▶ _Texto dado_:
•••

A representante dos médicos respondeu também sobre o caso específico do médico Anthony Wong, defensor do tratamento precoce, que morreu de covid-19, em janeiro, no hospital da Prevent Senior. Ela disse que teve acesso ao prontuário enviado pela própria operadora de saúde ao Conselho Regional de Medicina do Estado de São Paulo (Cremesp).
Bruna conta que, no prontuário, consta que Wong fez uso de hidroxicloroquina, ivermectina, azitromicina e colchicina. “Ele ficou internado numa unidade para pacientes cardiológicos, mas com covid-19. Ou seja, ele estava com pacientes com outras comorbidades. Ele passou por tratamentos com medicamentos do kit covid”, apontou.
Regina Hang, mãe do empresário bolsonarista Luciano Hang, também recebeu o “kit covid”, mas antes da internação. A advogada denuncia que houveram informações escondidas no prontuário. “Ela recebeu os medicamentos (sem eficácia) previamente, mas o prontuário dela não autoriza o tratamento durante a internação. Ela morreu de falência múltiplas dos órgãos e o prontuário aponta doenças decorrentes de covid-19, mas a doença foi omitida no documento.”
Na semana passada, Pedro Batista confirmou que a Prevet Senior orientava, após 14 dias do início dos sintomas, para pacientes de enfermaria, ou 21 para pacientes com passagem em UTI, que a CID (sigla de classificação internacional de doença) deveria ser modificada para qualquer outra classificação. No depoimento de hoje, Bruna Morato confirmou que houve inúmeros casos.
“A mudança era feita para ter uma falsa sensação de sucesso no tratamento preventivo. Wong faleceu por decorrência da covid-19, igualmente a Regina Hang. Eu não tenho uma estimativa de casos em que isso ocorreu, mas era uma prática recorrente. Segundo os médicos, os números da Prevent Senior eram fraudados”, afirmou.
‘Solução barata da Prevent Senior’
A advogada Bruna Morato também foi questionada sobre a insistência da Prevent Senior em aplicar medicamentos sem eficácia. Ela afirmou que a operadora não tinha a quantidade de leitos necessários para atender os pacientes infectados pelo novo coronavírus e adotou o chamado tratamento precoce para contar essa deficiência.

•••

▶ _Problemas e tarefas_:
**1)** Responda com base no texto sobre a Prevent Senior:
(a) Em que mês Anthony Wong morreu de covid-19?
(b) Quais medicamentos constam no prontuário de Wong?
(c) Para pacientes com passagem em UTI, quantos dias após o início dos sintomas a CID deveria ser modificada?
**2)** Escreva a continuação do texto sobre a Prevent Senior a partir da última frase apresentada.

•••

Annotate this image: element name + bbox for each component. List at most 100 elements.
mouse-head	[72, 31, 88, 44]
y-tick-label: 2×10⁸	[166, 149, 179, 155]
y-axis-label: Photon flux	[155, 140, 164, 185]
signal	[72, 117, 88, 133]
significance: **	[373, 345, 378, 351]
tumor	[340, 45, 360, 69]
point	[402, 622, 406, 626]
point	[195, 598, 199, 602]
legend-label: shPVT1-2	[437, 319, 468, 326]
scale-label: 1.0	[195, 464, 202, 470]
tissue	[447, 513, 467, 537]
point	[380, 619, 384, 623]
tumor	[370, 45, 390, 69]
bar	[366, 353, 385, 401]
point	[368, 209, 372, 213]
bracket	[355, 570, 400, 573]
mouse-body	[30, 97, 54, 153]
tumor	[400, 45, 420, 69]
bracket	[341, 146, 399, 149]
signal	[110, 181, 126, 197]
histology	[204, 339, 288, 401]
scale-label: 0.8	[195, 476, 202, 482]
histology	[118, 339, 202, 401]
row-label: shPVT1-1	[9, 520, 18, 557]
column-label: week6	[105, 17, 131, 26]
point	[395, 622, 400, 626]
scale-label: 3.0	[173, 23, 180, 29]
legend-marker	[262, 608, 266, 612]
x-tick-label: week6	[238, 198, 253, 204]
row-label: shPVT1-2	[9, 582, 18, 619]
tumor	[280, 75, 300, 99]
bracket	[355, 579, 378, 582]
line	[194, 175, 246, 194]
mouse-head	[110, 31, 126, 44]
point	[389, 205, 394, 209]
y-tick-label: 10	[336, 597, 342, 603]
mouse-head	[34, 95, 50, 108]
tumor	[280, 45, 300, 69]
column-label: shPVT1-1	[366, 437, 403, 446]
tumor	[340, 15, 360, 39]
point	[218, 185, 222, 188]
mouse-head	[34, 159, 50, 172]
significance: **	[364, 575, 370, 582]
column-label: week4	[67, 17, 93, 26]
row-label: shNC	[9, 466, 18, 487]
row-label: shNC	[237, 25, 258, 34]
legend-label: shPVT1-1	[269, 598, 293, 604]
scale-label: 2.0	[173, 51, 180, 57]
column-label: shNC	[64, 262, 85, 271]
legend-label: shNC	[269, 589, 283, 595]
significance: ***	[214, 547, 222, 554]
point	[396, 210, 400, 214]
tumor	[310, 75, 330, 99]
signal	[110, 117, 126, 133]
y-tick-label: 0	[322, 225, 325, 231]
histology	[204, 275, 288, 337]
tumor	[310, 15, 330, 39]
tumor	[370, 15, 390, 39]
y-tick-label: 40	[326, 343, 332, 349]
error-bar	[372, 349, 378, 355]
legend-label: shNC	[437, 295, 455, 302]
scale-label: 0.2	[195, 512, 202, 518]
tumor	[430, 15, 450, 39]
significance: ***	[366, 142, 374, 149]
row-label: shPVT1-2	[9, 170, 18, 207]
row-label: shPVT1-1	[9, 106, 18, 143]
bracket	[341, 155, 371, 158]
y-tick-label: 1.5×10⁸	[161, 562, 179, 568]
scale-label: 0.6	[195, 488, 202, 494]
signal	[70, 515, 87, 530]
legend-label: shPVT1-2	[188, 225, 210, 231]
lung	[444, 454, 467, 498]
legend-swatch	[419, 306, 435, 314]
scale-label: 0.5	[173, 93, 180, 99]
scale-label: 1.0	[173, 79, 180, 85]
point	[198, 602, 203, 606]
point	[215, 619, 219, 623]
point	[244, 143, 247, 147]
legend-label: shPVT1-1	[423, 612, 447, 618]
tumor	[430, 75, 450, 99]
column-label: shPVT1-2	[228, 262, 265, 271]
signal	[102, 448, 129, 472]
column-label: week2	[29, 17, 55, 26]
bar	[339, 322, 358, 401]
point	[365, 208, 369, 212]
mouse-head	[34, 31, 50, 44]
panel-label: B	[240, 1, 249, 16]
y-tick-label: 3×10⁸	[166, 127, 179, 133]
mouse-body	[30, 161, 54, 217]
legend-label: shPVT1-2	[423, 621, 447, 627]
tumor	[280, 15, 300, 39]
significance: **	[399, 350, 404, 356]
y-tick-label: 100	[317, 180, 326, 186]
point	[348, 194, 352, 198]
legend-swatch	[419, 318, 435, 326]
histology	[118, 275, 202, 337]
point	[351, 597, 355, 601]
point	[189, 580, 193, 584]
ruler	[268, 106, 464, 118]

•••

▶ _Respostas dos exercícios_:
**1)**
(a) Em janeiro.
(b) Hidroxicloroquina, ivermectina, azitromicina e colchicina.
(c) 21 dias.

**2)**
De acordo com ela, a operadora queria passar às pessoas uma impressão de que houvesse um tratamento contra covid-19. “Eles tinham a intenção de dizer às pessoas que havia uma forma de tratamento e que se salvariam da doença”, lamentou.
Bruna Moratto disse ainda que mensagens encaminhas à CPI mostram que uma das causas é que a Prevent não tinha leitos disponíveis de UTI e recomendava a medicação para os pacientes tomarem em casa. “A descrição dos médicos diz que é mais barato você disponibilizar os medicamentos aos pacientes do que fazer a internação. Era uma estratégia para redução de custos.”
Mais cedo, a advogada disse que havia uma relação entre o Ministério da Economia e o chamado “gabinete paralelo” que influenciaria na condução das políticas voltadas à pandemia. Ela relatou que Pedro Batista aproximou de médicos que assessoravam o governo, e “eles estavam alinhados com os interesses do Ministério da Economia”. Os médicos, segundo Morato, eram: Anthony Wong, Nise Yamagushi e Paolo Zanotto.
“Eles explicaram que a economia não poderia parar, sem o lockdown, e as pessoas precisavam sair às ruas. Eles precisavam conceder esperança às pessoas e ela tinha nome: hidroxocloroquina. A Prevent Senior colaborou com os dados junto aos médicos que assessoravam o governo, buscando mostrar que a prescrição era eficaz”, acrescentou a advogada.